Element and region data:
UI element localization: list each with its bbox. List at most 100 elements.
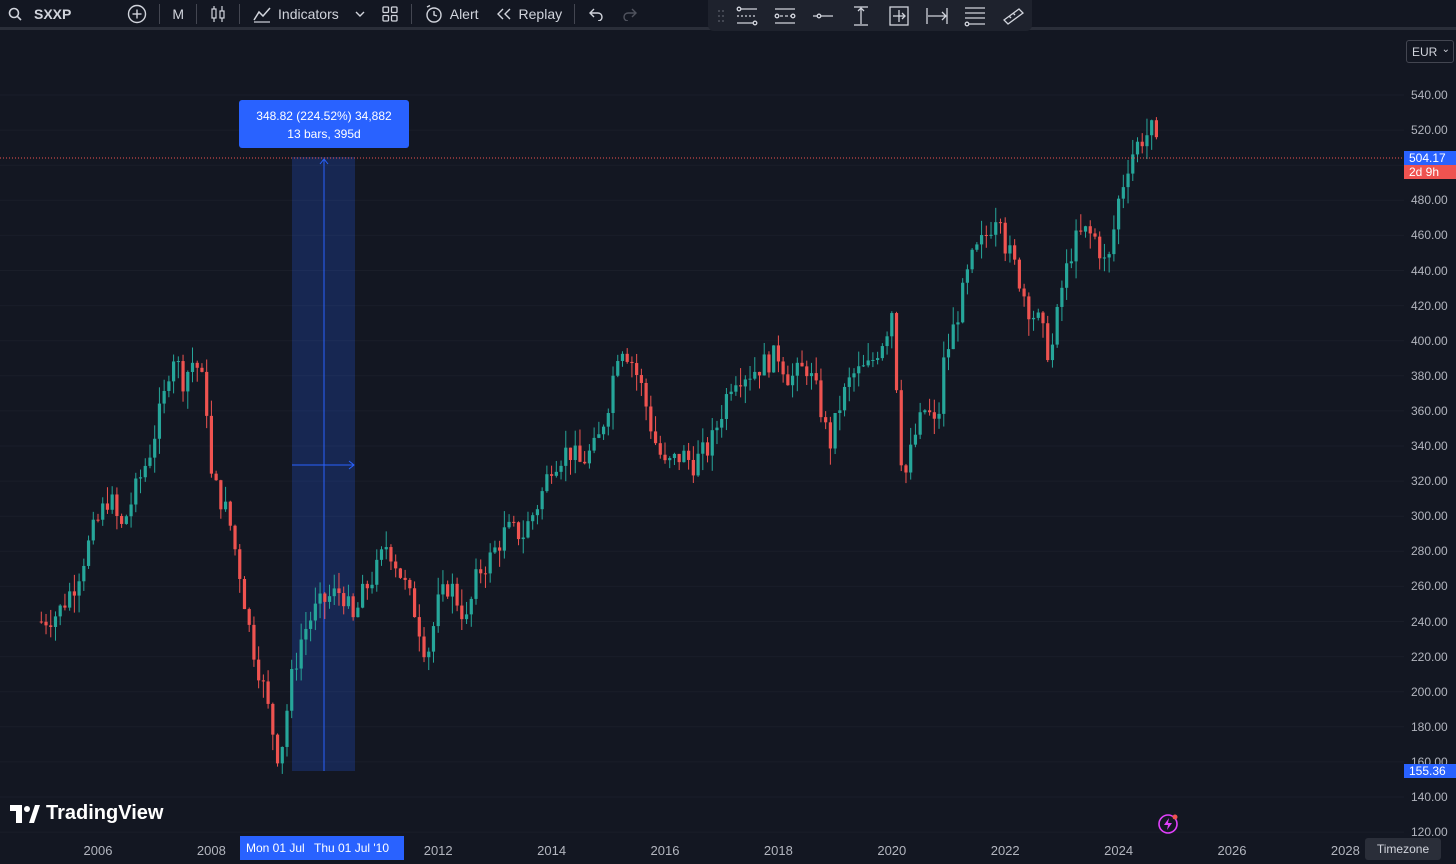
candles-icon xyxy=(211,5,225,22)
candle-down xyxy=(894,313,899,391)
divider xyxy=(239,3,241,24)
chart-grid xyxy=(0,94,1404,833)
compare-button[interactable] xyxy=(119,0,155,28)
candle-up xyxy=(937,413,941,419)
candle-up xyxy=(913,434,918,445)
currency-selector[interactable]: EUR ⌄ xyxy=(1406,40,1454,63)
price-range-icon xyxy=(854,5,868,26)
symbol-search[interactable]: SXXP xyxy=(0,0,79,28)
undo-button[interactable] xyxy=(579,0,613,28)
candle-up xyxy=(1060,287,1064,307)
horizontal-line-icon xyxy=(813,13,833,18)
candle-up xyxy=(318,593,322,604)
candle-down xyxy=(1140,141,1144,147)
candle-up xyxy=(1112,229,1116,255)
candle-up xyxy=(143,465,147,478)
path-tool[interactable] xyxy=(994,2,1032,30)
symbol-label: SXXP xyxy=(34,5,72,22)
candle-down xyxy=(403,577,407,580)
price-tick-label: 400.00 xyxy=(1411,333,1448,348)
candle-down xyxy=(653,431,658,444)
price-tick-label: 420.00 xyxy=(1411,298,1448,313)
candle-up xyxy=(134,478,138,505)
candle-up xyxy=(989,234,993,236)
candle-down xyxy=(757,371,762,376)
candle-down xyxy=(625,353,629,362)
candle-down xyxy=(1154,120,1158,138)
range-end-date: Thu 01 Jul '10 xyxy=(308,836,404,860)
candle-down xyxy=(455,583,459,606)
candle-down xyxy=(550,474,554,476)
replay-button[interactable]: Replay xyxy=(487,0,571,28)
candle-up xyxy=(186,371,190,392)
candle-up xyxy=(909,444,913,473)
fib-retracement-tool[interactable] xyxy=(956,2,994,30)
lightning-icon[interactable] xyxy=(1157,813,1179,835)
regression-tool[interactable] xyxy=(766,2,804,30)
candle-down xyxy=(44,621,48,626)
candle-up xyxy=(502,527,506,551)
indicators-icon xyxy=(253,7,271,23)
candle-up xyxy=(68,591,72,608)
candlestick-chart[interactable] xyxy=(0,33,1404,833)
candle-up xyxy=(833,413,837,449)
candle-down xyxy=(1098,236,1102,259)
price-tick-label: 260.00 xyxy=(1411,579,1448,594)
alarm-clock-icon xyxy=(426,4,442,23)
parallel-channel-tool[interactable] xyxy=(728,2,766,30)
candle-up xyxy=(871,359,875,361)
date-range-tool[interactable] xyxy=(918,2,956,30)
price-range-tool[interactable] xyxy=(842,2,880,30)
candle-up xyxy=(838,410,842,414)
templates-button[interactable] xyxy=(373,0,407,28)
candle-down xyxy=(1017,259,1021,289)
alert-button[interactable]: Alert xyxy=(416,0,487,28)
price-tick-label: 340.00 xyxy=(1411,439,1448,453)
candle-up xyxy=(384,547,388,550)
currency-label: EUR xyxy=(1412,45,1438,59)
price-tick-label: 200.00 xyxy=(1411,684,1448,699)
candle-up xyxy=(172,361,176,382)
candle-down xyxy=(639,375,643,383)
indicators-button[interactable]: Indicators xyxy=(244,0,347,28)
candle-down xyxy=(739,385,743,387)
candle-up xyxy=(379,549,384,560)
indicators-dropdown[interactable] xyxy=(347,0,373,28)
candle-down xyxy=(635,363,639,376)
brand-name: TradingView xyxy=(46,802,164,824)
candle-up xyxy=(1050,344,1055,361)
date-price-range-tool[interactable] xyxy=(880,2,918,30)
candle-down xyxy=(214,473,218,481)
candle-up xyxy=(720,419,724,428)
candle-down xyxy=(649,406,653,432)
candle-up xyxy=(611,375,615,414)
drag-handle-icon[interactable] xyxy=(714,2,728,30)
candle-down xyxy=(1046,323,1050,361)
candle-up xyxy=(734,385,738,392)
interval-button[interactable]: M xyxy=(172,5,185,22)
tradingview-logo[interactable]: TradingView xyxy=(10,802,163,825)
candle-down xyxy=(460,605,464,620)
timezone-button[interactable]: Timezone xyxy=(1365,838,1441,860)
candle-up xyxy=(965,269,969,283)
chart-type-button[interactable] xyxy=(201,0,235,28)
candle-down xyxy=(337,588,341,594)
horizontal-line-tool[interactable] xyxy=(804,2,842,30)
price-tick-label: 380.00 xyxy=(1411,368,1448,383)
candle-up xyxy=(1126,173,1130,188)
current-price-badge: 504.17 xyxy=(1404,151,1456,165)
candle-down xyxy=(677,453,681,463)
candle-up xyxy=(1083,226,1088,232)
candle-up xyxy=(1031,317,1036,320)
price-tick-label: 360.00 xyxy=(1411,403,1448,418)
candle-up xyxy=(157,403,162,439)
candle-up xyxy=(91,519,95,541)
time-tick-label: 2014 xyxy=(537,843,567,858)
replay-label: Replay xyxy=(518,5,563,22)
price-tick-label: 440.00 xyxy=(1411,263,1448,278)
candle-down xyxy=(904,465,908,473)
candle-up xyxy=(790,375,795,386)
redo-button[interactable] xyxy=(613,0,647,28)
time-tick-label: 2006 xyxy=(83,843,113,858)
candle-up xyxy=(1145,135,1149,147)
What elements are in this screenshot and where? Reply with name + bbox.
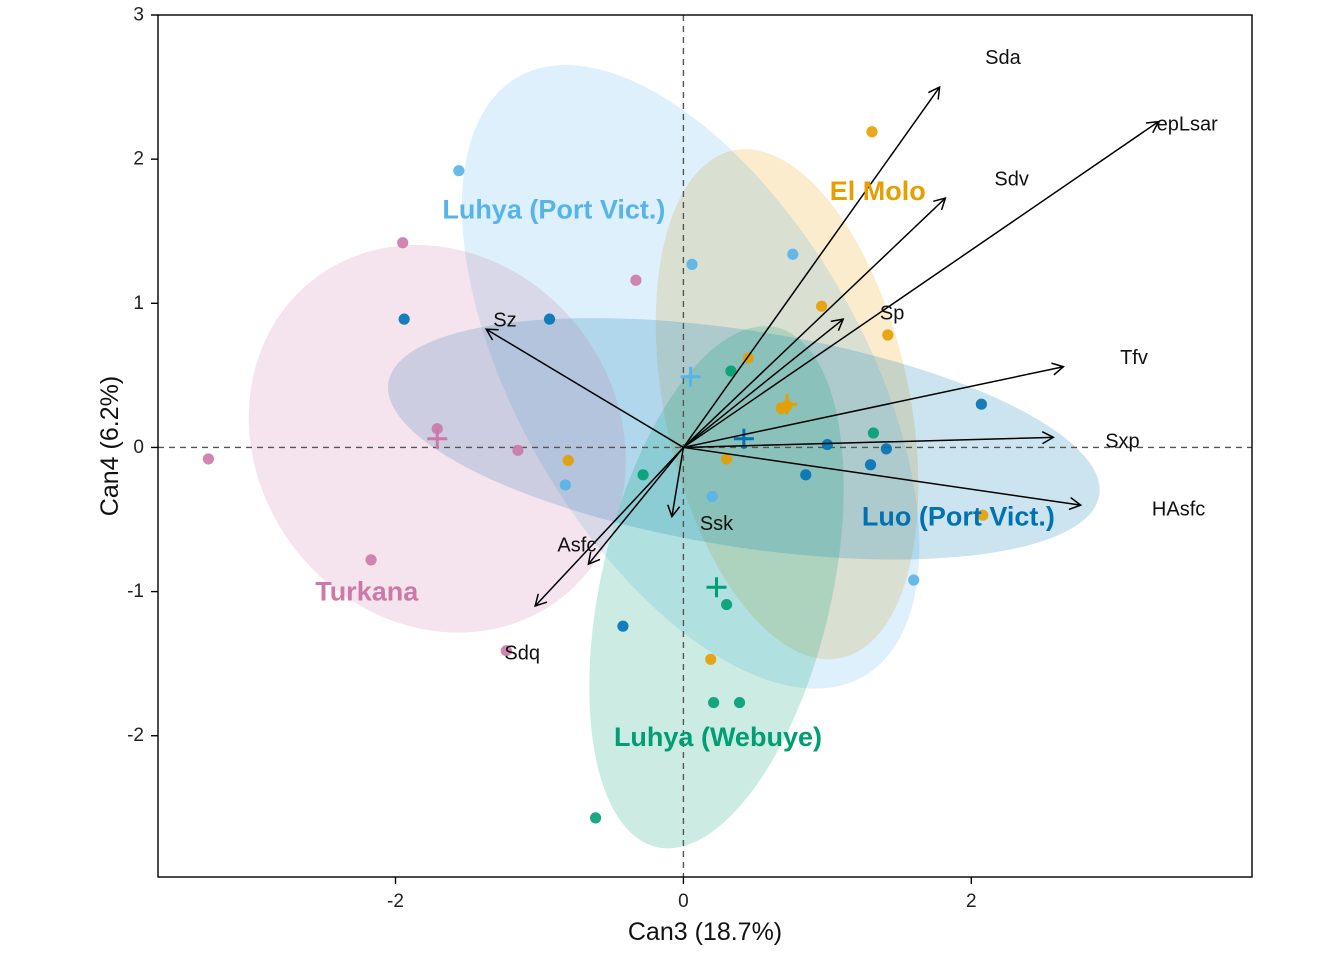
variable-label-tfv: Tfv — [1120, 347, 1148, 369]
centroid-marker-4 — [706, 577, 727, 598]
y-tick-label: 1 — [133, 293, 144, 314]
variable-vector-ssk — [667, 447, 685, 519]
data-point-group-3 — [431, 423, 443, 435]
y-tick-label: 0 — [133, 437, 144, 458]
data-point-group-4 — [733, 696, 746, 709]
y-tick-label: 3 — [133, 5, 144, 26]
x-tick-label: 2 — [966, 891, 977, 912]
variable-vector-tfv — [683, 362, 1065, 449]
data-points — [202, 126, 989, 824]
data-point-group-0 — [562, 454, 574, 467]
data-point-group-3 — [365, 554, 377, 566]
group-label-1: Luhya (Port Vict.) — [442, 195, 665, 225]
data-point-group-4 — [708, 696, 720, 709]
group-labels: El Molo Luhya (Port Vict.) Luo (Port Vict.… — [315, 176, 1055, 752]
x-tick-label: 0 — [678, 891, 689, 912]
data-point-group-2 — [864, 459, 877, 471]
data-point-group-3 — [512, 444, 524, 456]
data-point-group-0 — [815, 300, 828, 312]
variable-labels: Sda epLsar Sdv Sp Tfv Sxp HAsfc Sz Ssk Asfc Sdq — [493, 47, 1218, 664]
data-point-group-0 — [866, 126, 878, 138]
variable-label-asfc: Asfc — [557, 534, 596, 556]
plot-frame — [157, 14, 1253, 878]
group-label-4: Luhya (Webuye) — [614, 722, 822, 752]
data-point-group-0 — [705, 653, 717, 665]
variable-vector-sp — [682, 318, 845, 449]
reference-lines — [158, 15, 1252, 877]
variable-label-sp: Sp — [880, 302, 904, 324]
data-point-group-1 — [787, 248, 799, 260]
data-point-group-4 — [720, 598, 733, 611]
variable-vector-sdv — [682, 196, 947, 448]
variable-label-hasfc: HAsfc — [1152, 498, 1205, 520]
variable-vector-sxp — [683, 430, 1055, 449]
data-point-group-0 — [720, 453, 733, 465]
variable-label-sxp: Sxp — [1105, 431, 1139, 453]
data-point-group-2 — [398, 313, 410, 325]
variable-vector-asfc — [587, 446, 684, 566]
data-point-group-0 — [882, 329, 894, 341]
x-axis-title: Can3 (18.7%) — [628, 918, 782, 946]
variable-vector-hasfc — [683, 446, 1083, 511]
data-point-group-1 — [453, 165, 465, 177]
data-point-group-1 — [706, 490, 718, 503]
data-point-group-2 — [821, 438, 833, 451]
variable-label-sdq: Sdq — [504, 643, 540, 665]
variable-vector-sdq — [534, 446, 684, 608]
data-point-group-1 — [686, 258, 698, 270]
y-axis-title: Can4 (6.2%) — [96, 376, 124, 516]
variable-label-sz: Sz — [493, 310, 516, 332]
data-point-group-4 — [867, 427, 880, 439]
data-point-group-0 — [977, 509, 989, 521]
data-point-group-4 — [725, 365, 737, 377]
data-point-group-3 — [630, 274, 642, 286]
variable-vector-sz — [484, 328, 684, 449]
variable-label-ssk: Ssk — [700, 513, 734, 535]
data-point-group-1 — [559, 479, 571, 491]
data-point-group-1 — [908, 574, 920, 586]
group-label-2: Luo (Port Vict.) — [862, 502, 1055, 532]
data-point-group-3 — [500, 645, 512, 657]
centroid-marker-3 — [427, 428, 448, 449]
data-point-group-2 — [800, 469, 812, 481]
axes: -2 0 2 -2 -1 0 1 2 3 — [127, 5, 976, 913]
centroid-marker-1 — [680, 366, 701, 387]
data-point-group-3 — [397, 237, 409, 249]
data-point-group-4 — [590, 812, 602, 824]
centroid-marker-0 — [777, 394, 798, 415]
data-point-group-2 — [543, 313, 556, 325]
x-tick-label: -2 — [387, 891, 404, 912]
y-tick-label: -2 — [127, 725, 144, 746]
variable-label-eplsar: epLsar — [1157, 114, 1218, 136]
variable-label-sda: Sda — [985, 47, 1021, 69]
variable-vectors — [484, 85, 1160, 608]
y-tick-label: -1 — [127, 581, 144, 602]
y-tick-label: 2 — [133, 149, 144, 170]
data-point-group-4 — [637, 469, 649, 481]
data-point-group-2 — [975, 398, 987, 410]
group-label-3: Turkana — [315, 577, 419, 607]
variable-vector-eplsar — [682, 120, 1160, 449]
variable-label-sdv: Sdv — [994, 168, 1028, 190]
group-label-0: El Molo — [830, 176, 926, 206]
data-point-group-3 — [202, 453, 214, 465]
data-point-group-2 — [880, 443, 892, 455]
variable-vector-sda — [682, 85, 941, 448]
data-point-group-2 — [617, 620, 629, 632]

:: TASK OBJECTIVE ::
Transcribe verbatim the part of the records that opens with the line containing "candles-icon xyxy=(211,5,225,22)" and closes with the line containing "regression-tool[interactable] xyxy=(766,2,804,30)".

:: TASK ANSWER ::
candles-icon xyxy=(211,5,225,22)
candle-down xyxy=(894,313,899,391)
divider xyxy=(239,3,241,24)
chart-grid xyxy=(0,94,1404,833)
compare-button[interactable] xyxy=(119,0,155,28)
candle-up xyxy=(937,413,941,419)
candle-up xyxy=(913,434,918,445)
currency-selector[interactable]: EUR ⌄ xyxy=(1406,40,1454,63)
price-range-icon xyxy=(854,5,868,26)
symbol-search[interactable]: SXXP xyxy=(0,0,79,28)
undo-button[interactable] xyxy=(579,0,613,28)
candle-up xyxy=(1060,287,1064,307)
horizontal-line-icon xyxy=(813,13,833,18)
candle-up xyxy=(318,593,322,604)
candle-down xyxy=(1140,141,1144,147)
candle-up xyxy=(1112,229,1116,255)
candle-up xyxy=(143,465,147,478)
path-tool[interactable] xyxy=(994,2,1032,30)
symbol-label: SXXP xyxy=(34,5,72,22)
candle-down xyxy=(403,577,407,580)
price-tick-label: 400.00 xyxy=(1411,333,1448,348)
candle-down xyxy=(653,431,658,444)
price-tick-label: 420.00 xyxy=(1411,298,1448,313)
candle-up xyxy=(134,478,138,505)
candle-up xyxy=(989,234,993,236)
candle-down xyxy=(757,371,762,376)
candle-down xyxy=(625,353,629,362)
candle-down xyxy=(1154,120,1158,138)
range-end-date: Thu 01 Jul '10 xyxy=(308,836,404,860)
candle-down xyxy=(455,583,459,606)
candle-down xyxy=(550,474,554,476)
replay-button[interactable]: Replay xyxy=(487,0,571,28)
candle-up xyxy=(186,371,190,392)
candle-up xyxy=(909,444,913,473)
fib-retracement-tool[interactable] xyxy=(956,2,994,30)
lightning-icon[interactable] xyxy=(1157,813,1179,835)
regression-tool[interactable] xyxy=(766,2,804,30)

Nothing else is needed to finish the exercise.